## start Dataset records
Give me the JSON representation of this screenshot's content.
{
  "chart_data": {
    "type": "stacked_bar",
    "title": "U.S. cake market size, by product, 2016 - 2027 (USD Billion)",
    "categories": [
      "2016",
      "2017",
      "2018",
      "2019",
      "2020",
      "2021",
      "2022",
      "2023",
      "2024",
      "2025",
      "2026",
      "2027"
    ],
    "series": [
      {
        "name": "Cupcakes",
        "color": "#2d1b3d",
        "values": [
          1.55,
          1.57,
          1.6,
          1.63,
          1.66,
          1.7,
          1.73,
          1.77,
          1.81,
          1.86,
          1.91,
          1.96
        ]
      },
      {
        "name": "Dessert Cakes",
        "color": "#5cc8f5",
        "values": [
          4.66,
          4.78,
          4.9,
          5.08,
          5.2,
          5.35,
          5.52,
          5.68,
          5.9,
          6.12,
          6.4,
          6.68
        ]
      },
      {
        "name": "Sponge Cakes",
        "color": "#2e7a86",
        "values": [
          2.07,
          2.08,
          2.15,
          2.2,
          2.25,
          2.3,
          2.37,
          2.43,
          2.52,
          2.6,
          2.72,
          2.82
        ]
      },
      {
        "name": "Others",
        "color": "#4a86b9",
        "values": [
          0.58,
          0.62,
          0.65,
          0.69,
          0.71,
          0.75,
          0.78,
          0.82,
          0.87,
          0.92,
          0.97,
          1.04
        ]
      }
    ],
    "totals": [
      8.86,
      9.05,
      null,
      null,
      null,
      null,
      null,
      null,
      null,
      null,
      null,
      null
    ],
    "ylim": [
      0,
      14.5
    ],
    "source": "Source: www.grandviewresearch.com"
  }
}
## end Dataset records
▸ Given problem: Write an exact transcription of every entry above.

▸ Task response:
Give me the JSON representation of this screenshot's content.
{
  "chart_data": {
    "type": "stacked_bar",
    "title": "U.S. cake market size, by product, 2016 - 2027 (USD Billion)",
    "categories": [
      "2016",
      "2017",
      "2018",
      "2019",
      "2020",
      "2021",
      "2022",
      "2023",
      "2024",
      "2025",
      "2026",
      "2027"
    ],
    "series": [
      {
        "name": "Cupcakes",
        "color": "#2d1b3d",
        "values": [
          1.55,
          1.57,
          1.6,
          1.63,
          1.66,
          1.7,
          1.73,
          1.77,
          1.81,
          1.86,
          1.91,
          1.96
        ]
      },
      {
        "name": "Dessert Cakes",
        "color": "#5cc8f5",
        "values": [
          4.66,
          4.78,
          4.9,
          5.08,
          5.2,
          5.35,
          5.52,
          5.68,
          5.9,
          6.12,
          6.4,
          6.68
        ]
      },
      {
        "name": "Sponge Cakes",
        "color": "#2e7a86",
        "values": [
          2.07,
          2.08,
          2.15,
          2.2,
          2.25,
          2.3,
          2.37,
          2.43,
          2.52,
          2.6,
          2.72,
          2.82
        ]
      },
      {
        "name": "Others",
        "color": "#4a86b9",
        "values": [
          0.58,
          0.62,
          0.65,
          0.69,
          0.71,
          0.75,
          0.78,
          0.82,
          0.87,
          0.92,
          0.97,
          1.04
        ]
      }
    ],
    "totals": [
      8.86,
      9.05,
      null,
      null,
      null,
      null,
      null,
      null,
      null,
      null,
      null,
      null
    ],
    "ylim": [
      0,
      14.5
    ],
    "source": "Source: www.grandviewresearch.com"
  }
}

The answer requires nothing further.